::: EXTRACTED ENTRIES :::

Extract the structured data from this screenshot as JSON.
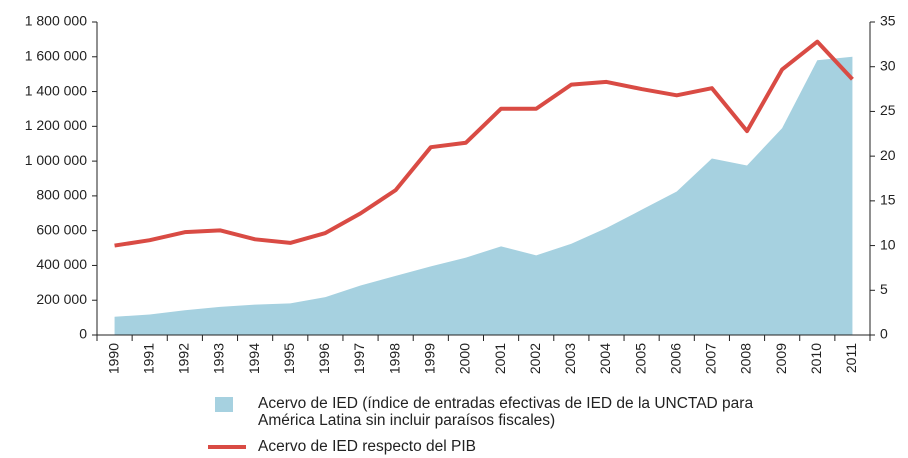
{
  "chart_data": {
    "type": "area-line",
    "categories": [
      "1990",
      "1991",
      "1992",
      "1993",
      "1994",
      "1995",
      "1996",
      "1997",
      "1998",
      "1999",
      "2000",
      "2001",
      "2002",
      "2003",
      "2004",
      "2005",
      "2006",
      "2007",
      "2008",
      "2009",
      "2010",
      "2011"
    ],
    "series": [
      {
        "name": "Acervo de IED (índice de entradas efectivas de IED de la UNCTAD para América Latina sin incluir paraísos fiscales)",
        "type": "area",
        "color": "#a6d1e0",
        "axis": "y",
        "values": [
          105000,
          118000,
          142000,
          162000,
          175000,
          182000,
          218000,
          285000,
          340000,
          395000,
          445000,
          510000,
          458000,
          525000,
          615000,
          720000,
          825000,
          1015000,
          975000,
          1190000,
          1580000,
          1600000
        ]
      },
      {
        "name": "Acervo de IED respecto del PIB",
        "type": "line",
        "color": "#d94b44",
        "axis": "y2",
        "values": [
          10.0,
          10.6,
          11.5,
          11.7,
          10.7,
          10.3,
          11.4,
          13.6,
          16.2,
          21.0,
          21.5,
          25.3,
          25.3,
          28.0,
          28.3,
          27.5,
          26.8,
          27.6,
          22.8,
          29.7,
          32.8,
          28.6
        ]
      }
    ],
    "ylim": [
      0,
      1800000
    ],
    "yticks": [
      0,
      {
        "value": 200000,
        "label": "200 000"
      },
      {
        "value": 400000,
        "label": "400 000"
      },
      {
        "value": 600000,
        "label": "600 000"
      },
      {
        "value": 800000,
        "label": "800 000"
      },
      {
        "value": 1000000,
        "label": "1 000 000"
      },
      {
        "value": 1200000,
        "label": "1 200 000"
      },
      {
        "value": 1400000,
        "label": "1 400 000"
      },
      {
        "value": 1600000,
        "label": "1 600 000"
      },
      {
        "value": 1800000,
        "label": "1 800 000"
      }
    ],
    "y2lim": [
      0,
      35
    ],
    "y2ticks": [
      0,
      5,
      10,
      15,
      20,
      25,
      30,
      35
    ],
    "grid": false,
    "legend": "bottom"
  }
}
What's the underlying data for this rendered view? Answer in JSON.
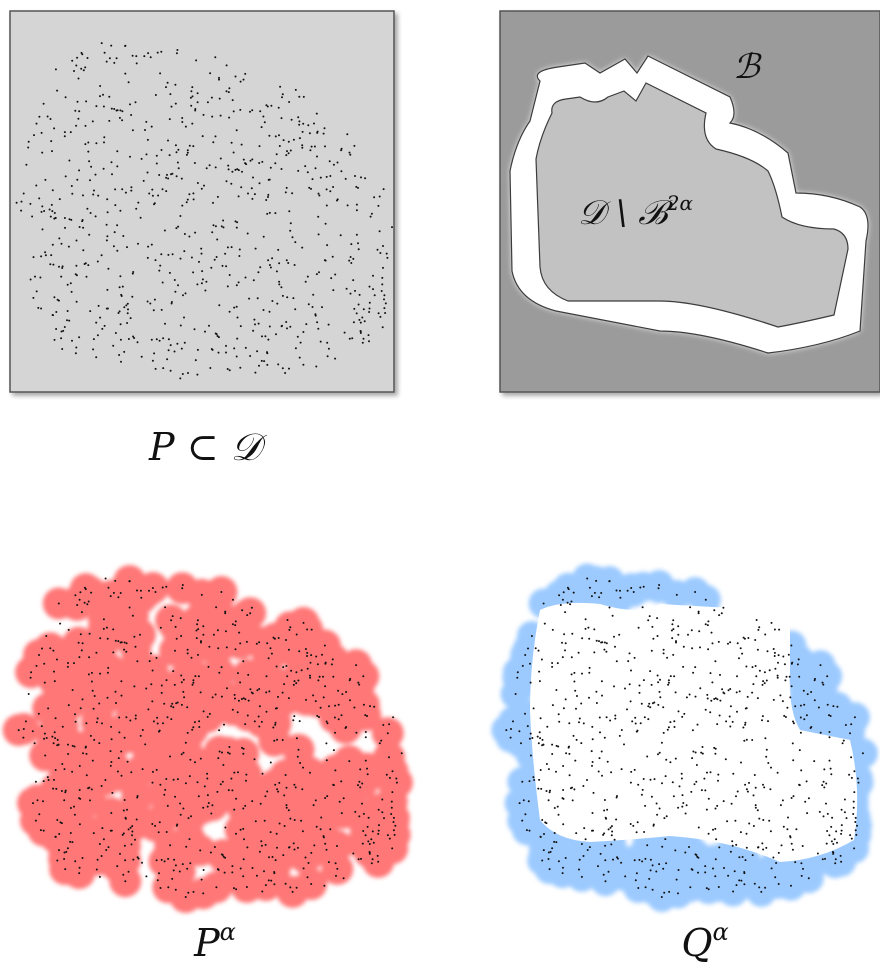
{
  "panels": {
    "points": {
      "caption_main": "P ⊂ 𝒟"
    },
    "domain": {
      "boundary_label": "ℬ",
      "interior_label_main": "𝒟 \\ ℬ",
      "interior_label_sup": "2α"
    },
    "p_alpha": {
      "caption_main": "P",
      "caption_sup": "α"
    },
    "q_alpha": {
      "caption_main": "Q",
      "caption_sup": "α"
    }
  },
  "colors": {
    "domain_fill": "#d5d5d5",
    "outer_fill": "#9b9b9b",
    "boundary_band": "#ffffff",
    "inner_region": "#c2c2c2",
    "p_alpha_fill": "#ff7777",
    "q_alpha_fill": "#9ccaff",
    "point_color": "#111111"
  }
}
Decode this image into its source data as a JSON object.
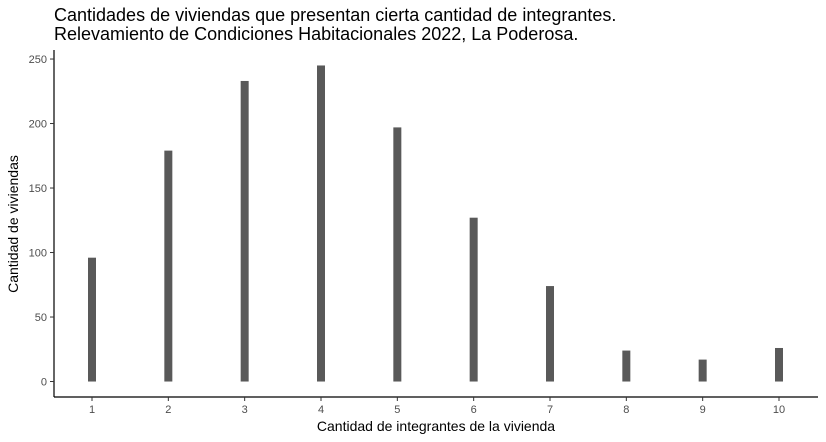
{
  "chart_data": {
    "type": "bar",
    "title": "Cantidades de viviendas que presentan cierta cantidad de integrantes.",
    "subtitle": "Relevamiento de Condiciones Habitacionales 2022, La Poderosa.",
    "xlabel": "Cantidad de integrantes de la vivienda",
    "ylabel": "Cantidad de viviendas",
    "categories": [
      "1",
      "2",
      "3",
      "4",
      "5",
      "6",
      "7",
      "8",
      "9",
      "10"
    ],
    "values": [
      96,
      179,
      233,
      245,
      197,
      127,
      74,
      24,
      17,
      26
    ],
    "ylim": [
      -12,
      257
    ],
    "yticks": [
      0,
      50,
      100,
      150,
      200,
      250
    ],
    "grid": false,
    "legend": "none",
    "bar_color": "#595959"
  }
}
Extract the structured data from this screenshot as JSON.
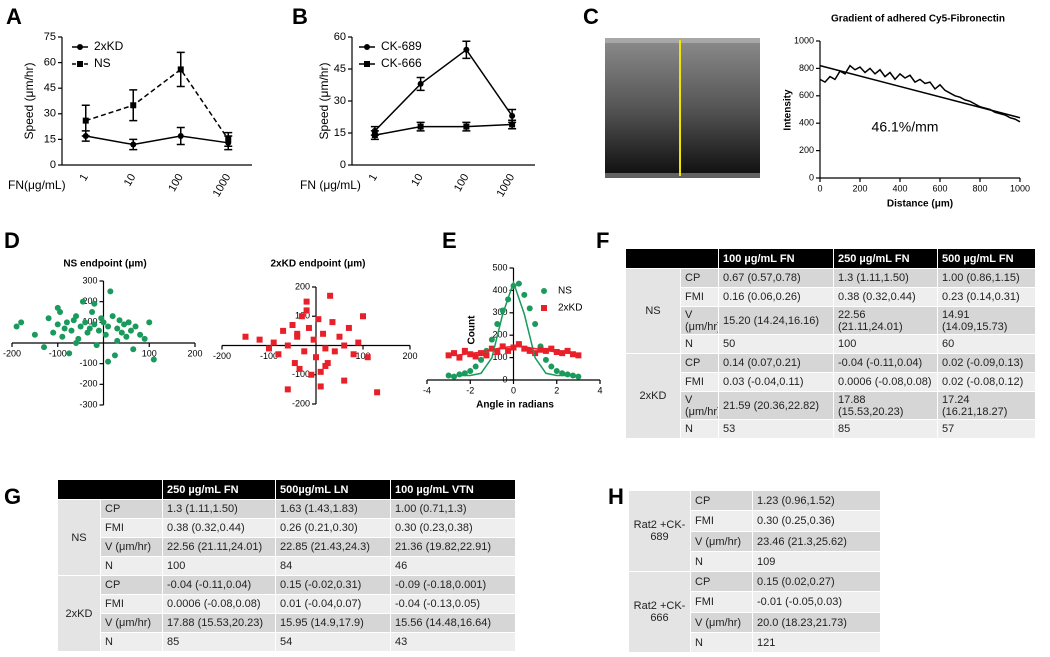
{
  "panel_labels": [
    "A",
    "B",
    "C",
    "D",
    "E",
    "F",
    "G",
    "H"
  ],
  "chart_data": [
    {
      "type": "line",
      "categories": [
        "1",
        "10",
        "100",
        "1000"
      ],
      "ylabel": "Speed (μm/hr)",
      "xlabel": "FN(μg/mL)",
      "ylim": [
        0,
        75
      ],
      "yticks": [
        0,
        15,
        30,
        45,
        60,
        75
      ],
      "series": [
        {
          "name": "2xKD",
          "color": "#000000",
          "marker": "circle",
          "dash": false,
          "values": [
            17,
            12,
            17,
            13
          ],
          "errors": [
            3,
            3,
            5,
            4
          ]
        },
        {
          "name": "NS",
          "color": "#000000",
          "marker": "square",
          "dash": true,
          "values": [
            26,
            35,
            56,
            15
          ],
          "errors": [
            9,
            9,
            10,
            4
          ]
        }
      ]
    },
    {
      "type": "line",
      "categories": [
        "1",
        "10",
        "100",
        "1000"
      ],
      "ylabel": "Speed (μm/hr)",
      "xlabel": "FN (μg/mL)",
      "ylim": [
        0,
        60
      ],
      "yticks": [
        0,
        15,
        30,
        45,
        60
      ],
      "series": [
        {
          "name": "CK-689",
          "color": "#000000",
          "marker": "circle",
          "dash": false,
          "values": [
            16,
            38,
            54,
            23
          ],
          "errors": [
            2,
            3,
            4,
            3
          ]
        },
        {
          "name": "CK-666",
          "color": "#000000",
          "marker": "square",
          "dash": false,
          "values": [
            14,
            18,
            18,
            19
          ],
          "errors": [
            2,
            2,
            2,
            2
          ]
        }
      ]
    },
    {
      "type": "line",
      "title": "Gradient of adhered Cy5-Fibronectin",
      "xlabel": "Distance (μm)",
      "ylabel": "Intensity",
      "annotation": "46.1%/mm",
      "xlim": [
        0,
        1000
      ],
      "ylim": [
        0,
        1000
      ],
      "xticks": [
        0,
        200,
        400,
        600,
        800,
        1000
      ],
      "yticks": [
        0,
        200,
        400,
        600,
        800,
        1000
      ],
      "series": [
        {
          "color": "#000000",
          "x": [
            0,
            25,
            50,
            75,
            100,
            125,
            150,
            175,
            200,
            225,
            250,
            275,
            300,
            325,
            350,
            375,
            400,
            425,
            450,
            475,
            500,
            525,
            550,
            575,
            600,
            625,
            650,
            675,
            700,
            725,
            750,
            775,
            800,
            825,
            850,
            875,
            900,
            925,
            950,
            975,
            1000
          ],
          "values": [
            720,
            700,
            740,
            720,
            780,
            760,
            820,
            790,
            810,
            770,
            800,
            760,
            790,
            740,
            770,
            720,
            760,
            730,
            750,
            700,
            720,
            690,
            700,
            650,
            680,
            640,
            620,
            600,
            590,
            570,
            560,
            540,
            520,
            510,
            500,
            480,
            470,
            460,
            440,
            430,
            410
          ]
        },
        {
          "color": "#000000",
          "x": [
            0,
            1000
          ],
          "values": [
            820,
            440
          ]
        }
      ]
    },
    {
      "type": "scatter",
      "title": "NS endpoint (μm)",
      "xlim": [
        -200,
        200
      ],
      "ylim": [
        -300,
        300
      ],
      "xticks": [
        -200,
        -100,
        100,
        200
      ],
      "yticks": [
        -300,
        -200,
        -100,
        100,
        200,
        300
      ],
      "series": [
        {
          "color": "#1a9a5c",
          "marker": "circle",
          "x": [
            -190,
            -180,
            -150,
            -130,
            -120,
            -110,
            -100,
            -95,
            -90,
            -85,
            -80,
            -75,
            -70,
            -65,
            -60,
            -55,
            -50,
            -45,
            -40,
            -35,
            -30,
            -25,
            -20,
            -15,
            -10,
            -5,
            0,
            5,
            10,
            15,
            20,
            25,
            30,
            35,
            40,
            45,
            50,
            55,
            60,
            65,
            70,
            80,
            90,
            100,
            110,
            -60,
            -20,
            10,
            30,
            -100
          ],
          "values": [
            80,
            100,
            40,
            -20,
            120,
            50,
            90,
            150,
            30,
            70,
            100,
            -50,
            60,
            110,
            130,
            20,
            80,
            200,
            100,
            50,
            70,
            150,
            90,
            -10,
            60,
            120,
            100,
            40,
            80,
            250,
            130,
            -60,
            70,
            110,
            50,
            90,
            30,
            100,
            60,
            -30,
            80,
            40,
            20,
            100,
            -80,
            0,
            190,
            -90,
            10,
            170
          ]
        }
      ]
    },
    {
      "type": "scatter",
      "title": "2xKD endpoint (μm)",
      "xlim": [
        -200,
        200
      ],
      "ylim": [
        -200,
        200
      ],
      "xticks": [
        -200,
        -100,
        100,
        200
      ],
      "yticks": [
        -200,
        -100,
        100,
        200
      ],
      "series": [
        {
          "color": "#e8202a",
          "marker": "square",
          "x": [
            -150,
            -120,
            -100,
            -90,
            -80,
            -70,
            -60,
            -50,
            -45,
            -40,
            -35,
            -30,
            -25,
            -20,
            -15,
            -10,
            -5,
            0,
            5,
            10,
            15,
            20,
            25,
            30,
            35,
            40,
            50,
            60,
            70,
            80,
            90,
            100,
            110,
            130,
            -60,
            -20,
            10,
            -40,
            20,
            60
          ],
          "values": [
            30,
            20,
            -10,
            10,
            -30,
            50,
            0,
            70,
            -60,
            30,
            -80,
            100,
            -20,
            150,
            60,
            -100,
            20,
            -40,
            90,
            -140,
            40,
            -10,
            -60,
            170,
            80,
            -20,
            30,
            -120,
            60,
            -30,
            10,
            100,
            -40,
            -160,
            -150,
            120,
            -90,
            40,
            -70,
            0
          ]
        }
      ]
    },
    {
      "type": "scatter",
      "xlabel": "Angle in radians",
      "ylabel": "Count",
      "xlim": [
        -4,
        4
      ],
      "ylim": [
        0,
        500
      ],
      "xticks": [
        -4,
        -2,
        0,
        2,
        4
      ],
      "yticks": [
        0,
        100,
        200,
        300,
        400,
        500
      ],
      "series": [
        {
          "name": "NS",
          "color": "#1a9a5c",
          "marker": "circle",
          "x": [
            -3,
            -2.75,
            -2.5,
            -2.25,
            -2,
            -1.75,
            -1.5,
            -1.25,
            -1,
            -0.75,
            -0.5,
            -0.25,
            0,
            0.25,
            0.5,
            0.75,
            1,
            1.25,
            1.5,
            1.75,
            2,
            2.25,
            2.5,
            2.75,
            3
          ],
          "values": [
            20,
            15,
            25,
            30,
            40,
            60,
            90,
            130,
            180,
            250,
            310,
            360,
            420,
            430,
            380,
            320,
            250,
            150,
            90,
            60,
            40,
            30,
            25,
            20,
            15
          ]
        },
        {
          "name": "2xKD",
          "color": "#e8202a",
          "marker": "square",
          "x": [
            -3,
            -2.75,
            -2.5,
            -2.25,
            -2,
            -1.75,
            -1.5,
            -1.25,
            -1,
            -0.75,
            -0.5,
            -0.25,
            0,
            0.25,
            0.5,
            0.75,
            1,
            1.25,
            1.5,
            1.75,
            2,
            2.25,
            2.5,
            2.75,
            3
          ],
          "values": [
            110,
            120,
            100,
            130,
            115,
            105,
            120,
            110,
            140,
            125,
            150,
            130,
            145,
            160,
            140,
            130,
            120,
            135,
            130,
            140,
            125,
            120,
            130,
            115,
            110
          ]
        },
        {
          "color": "#1a9a5c",
          "line": true,
          "x": [
            -3,
            -2.5,
            -2,
            -1.5,
            -1,
            -0.5,
            0,
            0.5,
            1,
            1.5,
            2,
            2.5,
            3
          ],
          "values": [
            20,
            20,
            20,
            30,
            99,
            294,
            435,
            294,
            99,
            30,
            20,
            20,
            20
          ]
        },
        {
          "color": "#e8202a",
          "line": true,
          "x": [
            -3,
            -2.5,
            -2,
            -1.5,
            -1,
            -0.5,
            0,
            0.5,
            1,
            1.5,
            2,
            2.5,
            3
          ],
          "values": [
            110,
            112,
            118,
            125,
            135,
            145,
            150,
            148,
            140,
            132,
            125,
            120,
            118
          ]
        }
      ]
    }
  ],
  "tables": [
    {
      "header": [
        "100 µg/mL FN",
        "250 µg/mL FN",
        "500 µg/mL FN"
      ],
      "groups": [
        {
          "name": "NS",
          "rows": [
            [
              "CP",
              "0.67 (0.57,0.78)",
              "1.3 (1.11,1.50)",
              "1.00 (0.86,1.15)"
            ],
            [
              "FMI",
              "0.16 (0.06,0.26)",
              "0.38 (0.32,0.44)",
              "0.23 (0.14,0.31)"
            ],
            [
              "V (μm/hr)",
              "15.20 (14.24,16.16)",
              "22.56 (21.11,24.01)",
              "14.91 (14.09,15.73)"
            ],
            [
              "N",
              "50",
              "100",
              "60"
            ]
          ]
        },
        {
          "name": "2xKD",
          "rows": [
            [
              "CP",
              "0.14 (0.07,0.21)",
              "-0.04 (-0.11,0.04)",
              "0.02 (-0.09,0.13)"
            ],
            [
              "FMI",
              "0.03 (-0.04,0.11)",
              "0.0006 (-0.08,0.08)",
              "0.02 (-0.08,0.12)"
            ],
            [
              "V (μm/hr)",
              "21.59 (20.36,22.82)",
              "17.88 (15.53,20.23)",
              "17.24 (16.21,18.27)"
            ],
            [
              "N",
              "53",
              "85",
              "57"
            ]
          ]
        }
      ]
    },
    {
      "header": [
        "250 µg/mL FN",
        "500µg/mL LN",
        "100 µg/mL VTN"
      ],
      "groups": [
        {
          "name": "NS",
          "rows": [
            [
              "CP",
              "1.3 (1.11,1.50)",
              "1.63 (1.43,1.83)",
              "1.00 (0.71,1.3)"
            ],
            [
              "FMI",
              "0.38 (0.32,0.44)",
              "0.26 (0.21,0.30)",
              "0.30 (0.23,0.38)"
            ],
            [
              "V (μm/hr)",
              "22.56 (21.11,24.01)",
              "22.85 (21.43,24.3)",
              "21.36 (19.82,22.91)"
            ],
            [
              "N",
              "100",
              "84",
              "46"
            ]
          ]
        },
        {
          "name": "2xKD",
          "rows": [
            [
              "CP",
              "-0.04 (-0.11,0.04)",
              "0.15 (-0.02,0.31)",
              "-0.09 (-0.18,0.001)"
            ],
            [
              "FMI",
              "0.0006 (-0.08,0.08)",
              "0.01 (-0.04,0.07)",
              "-0.04 (-0.13,0.05)"
            ],
            [
              "V (μm/hr)",
              "17.88 (15.53,20.23)",
              "15.95 (14.9,17.9)",
              "15.56 (14.48,16.64)"
            ],
            [
              "N",
              "85",
              "54",
              "43"
            ]
          ]
        }
      ]
    },
    {
      "groups": [
        {
          "name": "Rat2 +CK-689",
          "rows": [
            [
              "CP",
              "1.23 (0.96,1.52)"
            ],
            [
              "FMI",
              "0.30 (0.25,0.36)"
            ],
            [
              "V (μm/hr)",
              "23.46 (21.3,25.62)"
            ],
            [
              "N",
              "109"
            ]
          ]
        },
        {
          "name": "Rat2 +CK-666",
          "rows": [
            [
              "CP",
              "0.15 (0.02,0.27)"
            ],
            [
              "FMI",
              "-0.01 (-0.05,0.03)"
            ],
            [
              "V (μm/hr)",
              "20.0 (18.23,21.73)"
            ],
            [
              "N",
              "121"
            ]
          ]
        }
      ]
    }
  ]
}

:::

YOUR INSTRUCTIONS: In the entries above, find each line with the word "integrantes" and copy it.

EXPECTED ANSWER:
    "title": "Cantidades de viviendas que presentan cierta cantidad de integrantes.",
    "xlabel": "Cantidad de integrantes de la vivienda",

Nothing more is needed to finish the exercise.